Pick up the blog post below about a week of nonfiction reading where it stops, and keep writing it.

*** Study text Section Begins ***

As I get back into blogging, one thing I’m going to have to keep reminding myself is to keep reading what *I* want to read. During my time away from blogging world, I read fairly widely and diversely. I find as I get back into the blogging world, I’m getting all kinds of great sounding recommendations that I’m searching out – but the end result is that my reading is threatening to become less diverse. Where you get your recommendations matters, as does the echo chamber that blogging often creates.
In the past week I’ve read another 4 non-fiction books. Here are some brief thoughts on each of them.
When I Was a Child I Read Books by Marilynne Robinson
This collection of essays was not at all what I imagined it was going to be. I tend to like going into books with little to no advance knowledge of their subject, because I like the surprise. Generally with nonfiction, however, I pick books based on their subject. In this case, I added the book to my hold list at the library based on a couple of tweets on her writing and how fantastic it was. Obviously I gravitated toward the nonfiction offerings, and this collection appeared to be about books and reading and so I requested it.
Imagine my surprise when I begin reading and find a collection of essays on religion, divinity, theology, history, anthropology, science, culture, politics, and more! The writing is beautiful and the ideas are expansive and kind and marvelous. Her take on religion is one which grants every human the highest level of intelligence. She dissects many texts on religion and atheism and science, bringing up different opinions or aspects, looking at anthropology and history, and comparing what we say to how we act. A key point she makes a few times on the subject is that all authors have their own biases and start from certain assumptions, and so even the most objective nonfiction books should be read skeptically. This is a great point that we should all remember, and is a great reminder on why we should read widely.
A truly remarkable collection of essays that, while I didn’t agree with in all parts, I still enjoyed reading.

*** Study text Section Ends ***
*** Information supplied Section Begins ***

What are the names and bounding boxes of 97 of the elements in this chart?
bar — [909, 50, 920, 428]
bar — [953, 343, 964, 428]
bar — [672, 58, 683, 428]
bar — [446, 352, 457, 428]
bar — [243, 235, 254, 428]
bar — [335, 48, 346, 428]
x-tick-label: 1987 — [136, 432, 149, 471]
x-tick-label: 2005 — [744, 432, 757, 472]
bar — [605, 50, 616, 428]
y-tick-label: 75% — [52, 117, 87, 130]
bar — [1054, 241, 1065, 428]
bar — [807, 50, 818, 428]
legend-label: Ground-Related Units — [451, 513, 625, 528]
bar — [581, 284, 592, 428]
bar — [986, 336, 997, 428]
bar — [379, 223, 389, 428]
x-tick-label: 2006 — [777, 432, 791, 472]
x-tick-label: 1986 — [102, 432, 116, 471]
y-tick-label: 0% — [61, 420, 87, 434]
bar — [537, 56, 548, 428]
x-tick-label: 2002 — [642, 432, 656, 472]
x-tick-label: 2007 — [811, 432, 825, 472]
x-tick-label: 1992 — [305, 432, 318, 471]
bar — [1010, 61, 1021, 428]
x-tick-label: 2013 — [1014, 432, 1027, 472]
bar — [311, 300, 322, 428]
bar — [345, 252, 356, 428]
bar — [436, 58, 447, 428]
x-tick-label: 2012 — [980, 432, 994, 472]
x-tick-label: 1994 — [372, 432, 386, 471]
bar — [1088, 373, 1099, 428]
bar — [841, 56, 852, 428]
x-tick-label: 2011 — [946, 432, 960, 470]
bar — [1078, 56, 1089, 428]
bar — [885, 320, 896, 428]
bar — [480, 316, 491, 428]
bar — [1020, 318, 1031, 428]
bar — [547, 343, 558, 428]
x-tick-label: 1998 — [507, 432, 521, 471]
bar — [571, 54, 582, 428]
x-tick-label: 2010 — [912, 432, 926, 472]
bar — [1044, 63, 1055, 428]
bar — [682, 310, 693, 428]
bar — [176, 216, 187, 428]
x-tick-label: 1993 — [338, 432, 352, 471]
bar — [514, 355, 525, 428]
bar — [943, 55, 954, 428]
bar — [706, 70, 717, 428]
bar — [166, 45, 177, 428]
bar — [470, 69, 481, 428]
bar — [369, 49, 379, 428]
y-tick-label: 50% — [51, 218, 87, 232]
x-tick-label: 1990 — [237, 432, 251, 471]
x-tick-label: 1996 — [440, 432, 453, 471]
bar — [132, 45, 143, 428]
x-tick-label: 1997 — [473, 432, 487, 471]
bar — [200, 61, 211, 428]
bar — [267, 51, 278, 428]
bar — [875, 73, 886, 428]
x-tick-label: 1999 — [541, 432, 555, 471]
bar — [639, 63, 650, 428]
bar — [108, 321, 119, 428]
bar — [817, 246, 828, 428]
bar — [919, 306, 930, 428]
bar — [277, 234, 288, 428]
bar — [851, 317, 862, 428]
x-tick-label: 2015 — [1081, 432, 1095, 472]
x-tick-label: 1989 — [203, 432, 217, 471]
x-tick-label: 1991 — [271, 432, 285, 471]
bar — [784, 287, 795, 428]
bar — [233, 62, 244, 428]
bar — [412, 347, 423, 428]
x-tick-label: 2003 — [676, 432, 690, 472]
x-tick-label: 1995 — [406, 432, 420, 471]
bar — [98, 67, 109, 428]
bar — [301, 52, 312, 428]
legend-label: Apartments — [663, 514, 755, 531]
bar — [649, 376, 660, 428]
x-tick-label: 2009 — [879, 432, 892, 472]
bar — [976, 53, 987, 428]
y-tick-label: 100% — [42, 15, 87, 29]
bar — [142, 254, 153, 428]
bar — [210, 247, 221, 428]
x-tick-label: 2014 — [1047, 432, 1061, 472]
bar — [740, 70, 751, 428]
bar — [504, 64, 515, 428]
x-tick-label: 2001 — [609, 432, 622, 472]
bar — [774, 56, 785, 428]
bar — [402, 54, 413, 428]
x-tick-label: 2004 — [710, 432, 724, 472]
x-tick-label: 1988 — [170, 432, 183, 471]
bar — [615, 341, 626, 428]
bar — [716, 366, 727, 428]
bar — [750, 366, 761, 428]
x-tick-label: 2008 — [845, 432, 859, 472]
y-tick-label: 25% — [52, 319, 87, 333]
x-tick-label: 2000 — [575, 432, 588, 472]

*** Information supplied Section Ends ***

▶ Response area:
I am convinced that the broadest possible exercise of imagination is the thing most conducive to human health, individual and global. (page 26)
Since it is intelligence that distinguishes our species and inventiveness that has determined our history, by what standard should an unconventional act or attitude be called unnatural? (page 145)
I’m not sure what is dangerous about reading fifty books, but Miller does make a case that the reading that he did changed his life, reminding him of the pleasures of reading and bringing more happiness into his life. The book chronicles his decision to actually read many of the books he claimed, throughout his life, that he had actually read. From that list of 12, he continued on to read another 38. The titles are varied but ranging mostly from classic to male cult favorites.
At one point the author remarks on the internationalism of his list (which contained only British, American, Irish, Russian, and German authors…) while bemoaning the sparsity of female authors on the list. That tells you something, perhaps, of my thoughts on the books he chose – I found the lack of diversity and gender ratio (5 to 1) disappointing. While there are titles I want to read from among his list, some of the books didn’t interest me at all.
The idea of books having an impact on your life is of course something I would agree with. Miller’s constant assertions on the imminent death of libraries and paper books I agreed with less, as with his comments on giving up on a book, or his frequent disparaging comments on Dan Brown. He seemed to go back and forth on what could or couldn’t be included as a “great book”, often seeming rather dismissive of things he didn’t particular enjoy.
Could someone honestly call themselves well-read without reading Middlemarch, Moby-Dick, and Anna Karenina? Probably not. (page 53)
I frequently yearned to escape from my dull routine and a great book – of any stripe – offers us a cheap getaway from reality. But there are all sorts of holiday destinations and a multitude of ways to travel. (page 101)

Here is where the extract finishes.